start
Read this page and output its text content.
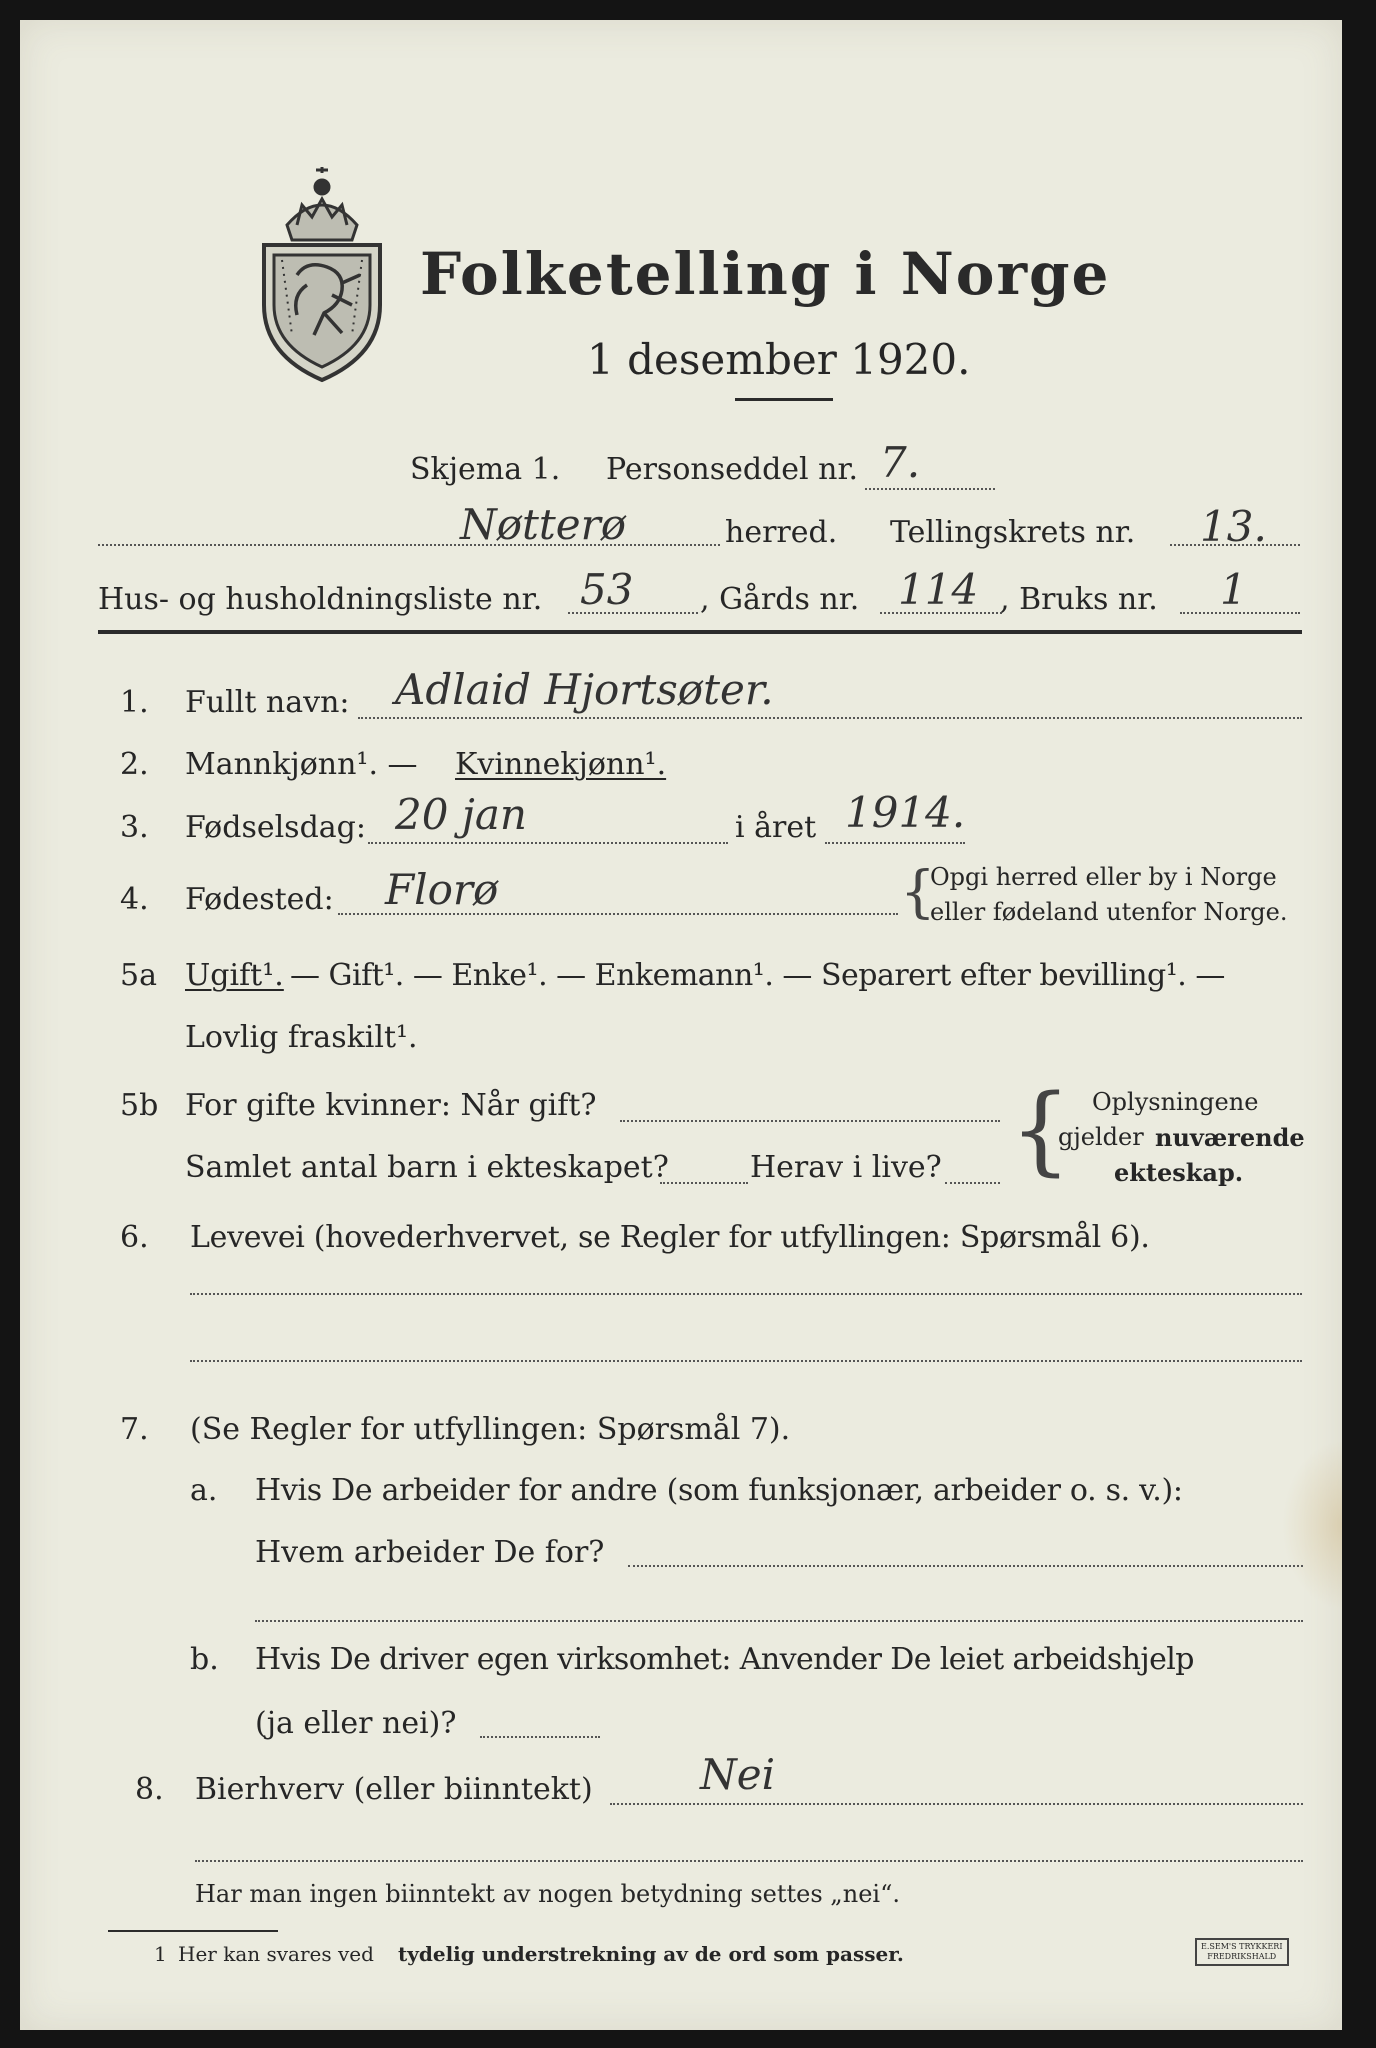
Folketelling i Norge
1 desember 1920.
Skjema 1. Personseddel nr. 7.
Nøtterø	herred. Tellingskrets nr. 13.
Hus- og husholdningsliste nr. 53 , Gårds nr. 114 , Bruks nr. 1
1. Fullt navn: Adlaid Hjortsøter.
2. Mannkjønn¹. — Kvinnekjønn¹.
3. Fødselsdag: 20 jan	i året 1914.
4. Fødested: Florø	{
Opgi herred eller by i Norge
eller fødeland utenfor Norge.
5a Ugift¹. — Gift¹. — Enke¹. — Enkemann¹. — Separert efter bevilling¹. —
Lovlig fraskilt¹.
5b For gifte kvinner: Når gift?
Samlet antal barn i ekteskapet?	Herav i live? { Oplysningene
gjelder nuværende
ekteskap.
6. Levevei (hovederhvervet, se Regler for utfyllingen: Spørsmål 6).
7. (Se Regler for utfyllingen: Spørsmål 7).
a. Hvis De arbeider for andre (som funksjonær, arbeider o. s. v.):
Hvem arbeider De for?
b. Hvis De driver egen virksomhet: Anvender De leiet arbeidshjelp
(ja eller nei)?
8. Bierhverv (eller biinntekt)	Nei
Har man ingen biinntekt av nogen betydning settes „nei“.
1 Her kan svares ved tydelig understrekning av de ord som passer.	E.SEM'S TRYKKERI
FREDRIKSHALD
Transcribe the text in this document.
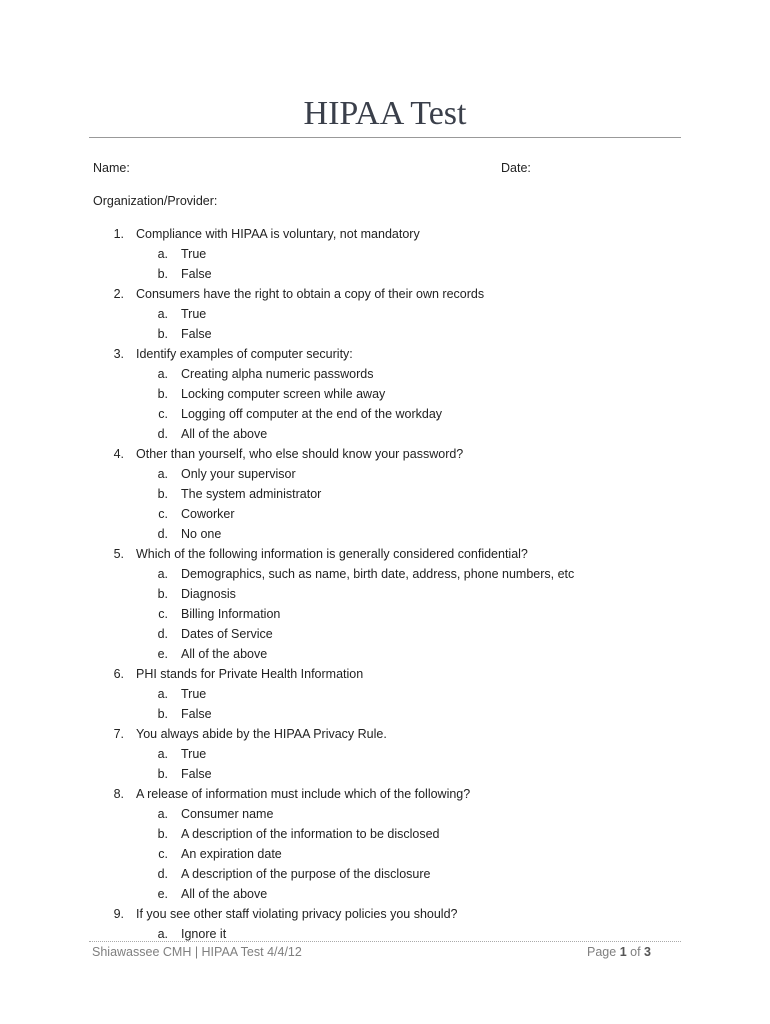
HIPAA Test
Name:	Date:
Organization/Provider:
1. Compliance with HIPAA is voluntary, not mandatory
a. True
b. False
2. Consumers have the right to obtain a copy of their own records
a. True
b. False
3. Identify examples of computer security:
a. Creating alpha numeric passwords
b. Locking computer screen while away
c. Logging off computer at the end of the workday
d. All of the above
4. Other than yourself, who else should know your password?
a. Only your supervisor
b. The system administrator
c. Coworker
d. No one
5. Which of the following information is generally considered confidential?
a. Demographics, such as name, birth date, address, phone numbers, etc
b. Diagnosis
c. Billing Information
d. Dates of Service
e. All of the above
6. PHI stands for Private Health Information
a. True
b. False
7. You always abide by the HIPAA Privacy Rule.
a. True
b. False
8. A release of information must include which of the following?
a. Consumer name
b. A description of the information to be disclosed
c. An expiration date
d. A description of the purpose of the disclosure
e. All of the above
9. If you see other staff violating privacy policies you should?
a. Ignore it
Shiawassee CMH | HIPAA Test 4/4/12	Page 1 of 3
end
# Problem statement:
Set the data above down again exactly as given, with no pictures.

# Output:
Read this page and output its text content.
Folketelling i Norge
1 desember 1920.
Skjema 1. Personseddel nr. 7.
Nøtterø	herred. Tellingskrets nr. 13.
Hus- og husholdningsliste nr. 53 , Gårds nr. 114 , Bruks nr. 1
1. Fullt navn: Adlaid Hjortsøter.
2. Mannkjønn¹. — Kvinnekjønn¹.
3. Fødselsdag: 20 jan	i året 1914.
4. Fødested: Florø	{
Opgi herred eller by i Norge
eller fødeland utenfor Norge.
5a Ugift¹. — Gift¹. — Enke¹. — Enkemann¹. — Separert efter bevilling¹. —
Lovlig fraskilt¹.
5b For gifte kvinner: Når gift?
Samlet antal barn i ekteskapet?	Herav i live? { Oplysningene
gjelder nuværende
ekteskap.
6. Levevei (hovederhvervet, se Regler for utfyllingen: Spørsmål 6).
7. (Se Regler for utfyllingen: Spørsmål 7).
a. Hvis De arbeider for andre (som funksjonær, arbeider o. s. v.):
Hvem arbeider De for?
b. Hvis De driver egen virksomhet: Anvender De leiet arbeidshjelp
(ja eller nei)?
8. Bierhverv (eller biinntekt)	Nei
Har man ingen biinntekt av nogen betydning settes „nei“.
1 Her kan svares ved tydelig understrekning av de ord som passer.	E.SEM'S TRYKKERI
FREDRIKSHALD
Transcribe the text in this document.
HIPAA Test
Name:	Date:
Organization/Provider:
1. Compliance with HIPAA is voluntary, not mandatory
a. True
b. False
2. Consumers have the right to obtain a copy of their own records
a. True
b. False
3. Identify examples of computer security:
a. Creating alpha numeric passwords
b. Locking computer screen while away
c. Logging off computer at the end of the workday
d. All of the above
4. Other than yourself, who else should know your password?
a. Only your supervisor
b. The system administrator
c. Coworker
d. No one
5. Which of the following information is generally considered confidential?
a. Demographics, such as name, birth date, address, phone numbers, etc
b. Diagnosis
c. Billing Information
d. Dates of Service
e. All of the above
6. PHI stands for Private Health Information
a. True
b. False
7. You always abide by the HIPAA Privacy Rule.
a. True
b. False
8. A release of information must include which of the following?
a. Consumer name
b. A description of the information to be disclosed
c. An expiration date
d. A description of the purpose of the disclosure
e. All of the above
9. If you see other staff violating privacy policies you should?
a. Ignore it
Shiawassee CMH | HIPAA Test 4/4/12	Page 1 of 3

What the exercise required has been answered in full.